(Entries from a collection)
========
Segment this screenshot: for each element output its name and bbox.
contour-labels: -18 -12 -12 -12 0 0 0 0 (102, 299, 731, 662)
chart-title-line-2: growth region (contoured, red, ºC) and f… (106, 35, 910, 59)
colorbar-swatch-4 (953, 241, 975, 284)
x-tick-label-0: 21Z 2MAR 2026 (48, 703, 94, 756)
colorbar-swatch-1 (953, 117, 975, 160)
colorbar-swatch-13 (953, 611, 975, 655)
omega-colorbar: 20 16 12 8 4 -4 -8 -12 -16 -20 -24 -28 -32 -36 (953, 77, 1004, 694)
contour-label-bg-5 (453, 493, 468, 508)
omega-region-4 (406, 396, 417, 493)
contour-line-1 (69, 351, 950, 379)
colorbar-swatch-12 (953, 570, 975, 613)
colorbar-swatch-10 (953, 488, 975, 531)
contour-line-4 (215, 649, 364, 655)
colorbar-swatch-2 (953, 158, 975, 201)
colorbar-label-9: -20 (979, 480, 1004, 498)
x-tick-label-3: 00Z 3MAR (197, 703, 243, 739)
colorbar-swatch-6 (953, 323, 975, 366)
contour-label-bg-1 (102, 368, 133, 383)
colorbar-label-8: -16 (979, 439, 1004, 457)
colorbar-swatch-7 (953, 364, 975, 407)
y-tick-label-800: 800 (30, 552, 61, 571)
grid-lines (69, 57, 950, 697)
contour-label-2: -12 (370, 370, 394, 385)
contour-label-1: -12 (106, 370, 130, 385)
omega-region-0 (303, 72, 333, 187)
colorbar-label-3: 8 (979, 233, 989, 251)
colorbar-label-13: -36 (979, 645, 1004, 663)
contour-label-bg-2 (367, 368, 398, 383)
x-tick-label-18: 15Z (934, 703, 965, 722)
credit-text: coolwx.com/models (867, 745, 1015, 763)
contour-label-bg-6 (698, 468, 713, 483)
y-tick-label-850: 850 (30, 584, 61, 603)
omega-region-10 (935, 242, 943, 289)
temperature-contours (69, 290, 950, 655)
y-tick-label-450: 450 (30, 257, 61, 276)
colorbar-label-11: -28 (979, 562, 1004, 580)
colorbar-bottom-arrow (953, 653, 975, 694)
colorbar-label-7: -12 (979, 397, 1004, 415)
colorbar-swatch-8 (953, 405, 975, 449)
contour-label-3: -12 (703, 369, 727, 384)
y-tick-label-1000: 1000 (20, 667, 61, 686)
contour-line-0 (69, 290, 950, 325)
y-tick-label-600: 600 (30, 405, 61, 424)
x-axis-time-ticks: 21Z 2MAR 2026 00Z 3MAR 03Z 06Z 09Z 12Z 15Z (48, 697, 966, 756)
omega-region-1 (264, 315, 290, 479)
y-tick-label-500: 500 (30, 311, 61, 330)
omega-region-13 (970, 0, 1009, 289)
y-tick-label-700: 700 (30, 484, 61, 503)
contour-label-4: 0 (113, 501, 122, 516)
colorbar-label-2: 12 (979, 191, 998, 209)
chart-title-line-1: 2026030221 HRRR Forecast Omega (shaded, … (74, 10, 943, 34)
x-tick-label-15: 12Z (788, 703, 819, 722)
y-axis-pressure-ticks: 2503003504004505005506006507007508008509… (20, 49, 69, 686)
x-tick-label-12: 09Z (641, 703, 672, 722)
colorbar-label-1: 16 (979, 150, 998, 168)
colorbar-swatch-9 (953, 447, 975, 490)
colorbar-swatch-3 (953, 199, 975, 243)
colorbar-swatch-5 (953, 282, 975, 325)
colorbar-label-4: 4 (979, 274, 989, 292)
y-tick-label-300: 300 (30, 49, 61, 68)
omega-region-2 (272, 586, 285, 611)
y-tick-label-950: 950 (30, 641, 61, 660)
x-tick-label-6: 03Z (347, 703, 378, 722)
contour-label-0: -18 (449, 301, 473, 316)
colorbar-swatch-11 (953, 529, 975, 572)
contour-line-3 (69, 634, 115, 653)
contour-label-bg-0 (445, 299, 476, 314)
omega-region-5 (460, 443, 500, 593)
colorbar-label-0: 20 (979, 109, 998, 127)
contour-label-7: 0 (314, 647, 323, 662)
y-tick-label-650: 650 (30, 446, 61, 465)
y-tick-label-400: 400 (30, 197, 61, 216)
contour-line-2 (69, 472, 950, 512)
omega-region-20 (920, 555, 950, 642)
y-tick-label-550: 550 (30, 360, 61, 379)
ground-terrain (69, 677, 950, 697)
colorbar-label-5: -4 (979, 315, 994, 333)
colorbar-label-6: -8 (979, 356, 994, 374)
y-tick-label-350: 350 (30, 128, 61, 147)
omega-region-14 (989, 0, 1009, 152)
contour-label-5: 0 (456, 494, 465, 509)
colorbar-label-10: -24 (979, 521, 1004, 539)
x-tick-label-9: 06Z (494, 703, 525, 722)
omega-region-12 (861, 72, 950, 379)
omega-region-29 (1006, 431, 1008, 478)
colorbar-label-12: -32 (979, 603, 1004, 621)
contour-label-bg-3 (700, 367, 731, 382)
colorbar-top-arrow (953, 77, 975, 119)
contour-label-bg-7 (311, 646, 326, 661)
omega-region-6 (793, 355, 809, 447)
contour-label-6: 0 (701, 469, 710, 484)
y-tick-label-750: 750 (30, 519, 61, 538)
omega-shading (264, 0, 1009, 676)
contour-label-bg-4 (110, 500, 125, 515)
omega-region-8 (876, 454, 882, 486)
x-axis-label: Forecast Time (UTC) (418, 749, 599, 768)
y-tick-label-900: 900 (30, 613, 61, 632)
========
Update the material above by replacing every occurrence of "colorbar-swatch" with "scale-swatch", leaving everything else unchanged.

• Solution:
Segment this screenshot: for each element output its name and bbox.
contour-labels: -18 -12 -12 -12 0 0 0 0 (102, 299, 731, 662)
chart-title-line-2: growth region (contoured, red, ºC) and f… (106, 35, 910, 59)
scale-swatch-4 (953, 241, 975, 284)
x-tick-label-0: 21Z 2MAR 2026 (48, 703, 94, 756)
scale-swatch-1 (953, 117, 975, 160)
scale-swatch-13 (953, 611, 975, 655)
omega-colorbar: 20 16 12 8 4 -4 -8 -12 -16 -20 -24 -28 -32 -36 (953, 77, 1004, 694)
contour-label-bg-5 (453, 493, 468, 508)
omega-region-4 (406, 396, 417, 493)
contour-line-1 (69, 351, 950, 379)
scale-swatch-12 (953, 570, 975, 613)
scale-swatch-10 (953, 488, 975, 531)
contour-line-4 (215, 649, 364, 655)
scale-swatch-2 (953, 158, 975, 201)
colorbar-label-9: -20 (979, 480, 1004, 498)
x-tick-label-3: 00Z 3MAR (197, 703, 243, 739)
scale-swatch-6 (953, 323, 975, 366)
contour-label-bg-1 (102, 368, 133, 383)
colorbar-label-8: -16 (979, 439, 1004, 457)
scale-swatch-7 (953, 364, 975, 407)
y-tick-label-800: 800 (30, 552, 61, 571)
grid-lines (69, 57, 950, 697)
contour-label-2: -12 (370, 370, 394, 385)
contour-label-1: -12 (106, 370, 130, 385)
omega-region-0 (303, 72, 333, 187)
colorbar-label-3: 8 (979, 233, 989, 251)
colorbar-label-13: -36 (979, 645, 1004, 663)
contour-label-bg-2 (367, 368, 398, 383)
x-tick-label-18: 15Z (934, 703, 965, 722)
credit-text: coolwx.com/models (867, 745, 1015, 763)
contour-label-bg-6 (698, 468, 713, 483)
y-tick-label-850: 850 (30, 584, 61, 603)
omega-region-10 (935, 242, 943, 289)
temperature-contours (69, 290, 950, 655)
y-tick-label-450: 450 (30, 257, 61, 276)
colorbar-label-11: -28 (979, 562, 1004, 580)
colorbar-bottom-arrow (953, 653, 975, 694)
colorbar-label-7: -12 (979, 397, 1004, 415)
scale-swatch-8 (953, 405, 975, 449)
contour-label-3: -12 (703, 369, 727, 384)
y-tick-label-1000: 1000 (20, 667, 61, 686)
contour-line-0 (69, 290, 950, 325)
y-tick-label-600: 600 (30, 405, 61, 424)
x-axis-time-ticks: 21Z 2MAR 2026 00Z 3MAR 03Z 06Z 09Z 12Z 15Z (48, 697, 966, 756)
omega-region-1 (264, 315, 290, 479)
y-tick-label-500: 500 (30, 311, 61, 330)
omega-region-13 (970, 0, 1009, 289)
y-tick-label-700: 700 (30, 484, 61, 503)
contour-label-4: 0 (113, 501, 122, 516)
colorbar-label-2: 12 (979, 191, 998, 209)
chart-title-line-1: 2026030221 HRRR Forecast Omega (shaded, … (74, 10, 943, 34)
x-tick-label-15: 12Z (788, 703, 819, 722)
y-axis-pressure-ticks: 2503003504004505005506006507007508008509… (20, 49, 69, 686)
x-tick-label-12: 09Z (641, 703, 672, 722)
colorbar-label-1: 16 (979, 150, 998, 168)
scale-swatch-9 (953, 447, 975, 490)
scale-swatch-3 (953, 199, 975, 243)
scale-swatch-5 (953, 282, 975, 325)
colorbar-label-4: 4 (979, 274, 989, 292)
y-tick-label-300: 300 (30, 49, 61, 68)
omega-region-2 (272, 586, 285, 611)
y-tick-label-950: 950 (30, 641, 61, 660)
x-tick-label-6: 03Z (347, 703, 378, 722)
contour-label-0: -18 (449, 301, 473, 316)
scale-swatch-11 (953, 529, 975, 572)
contour-line-3 (69, 634, 115, 653)
contour-label-bg-0 (445, 299, 476, 314)
omega-region-5 (460, 443, 500, 593)
colorbar-label-0: 20 (979, 109, 998, 127)
contour-label-7: 0 (314, 647, 323, 662)
y-tick-label-650: 650 (30, 446, 61, 465)
y-tick-label-400: 400 (30, 197, 61, 216)
contour-line-2 (69, 472, 950, 512)
omega-region-20 (920, 555, 950, 642)
y-tick-label-550: 550 (30, 360, 61, 379)
ground-terrain (69, 677, 950, 697)
colorbar-label-5: -4 (979, 315, 994, 333)
colorbar-label-6: -8 (979, 356, 994, 374)
y-tick-label-350: 350 (30, 128, 61, 147)
omega-region-14 (989, 0, 1009, 152)
contour-label-5: 0 (456, 494, 465, 509)
colorbar-label-10: -24 (979, 521, 1004, 539)
x-tick-label-9: 06Z (494, 703, 525, 722)
omega-region-12 (861, 72, 950, 379)
omega-region-29 (1006, 431, 1008, 478)
colorbar-label-12: -32 (979, 603, 1004, 621)
contour-label-bg-3 (700, 367, 731, 382)
colorbar-top-arrow (953, 77, 975, 119)
contour-label-bg-7 (311, 646, 326, 661)
omega-region-6 (793, 355, 809, 447)
contour-label-6: 0 (701, 469, 710, 484)
y-tick-label-750: 750 (30, 519, 61, 538)
omega-shading (264, 0, 1009, 676)
contour-label-bg-4 (110, 500, 125, 515)
omega-region-8 (876, 454, 882, 486)
x-axis-label: Forecast Time (UTC) (418, 749, 599, 768)
y-tick-label-900: 900 (30, 613, 61, 632)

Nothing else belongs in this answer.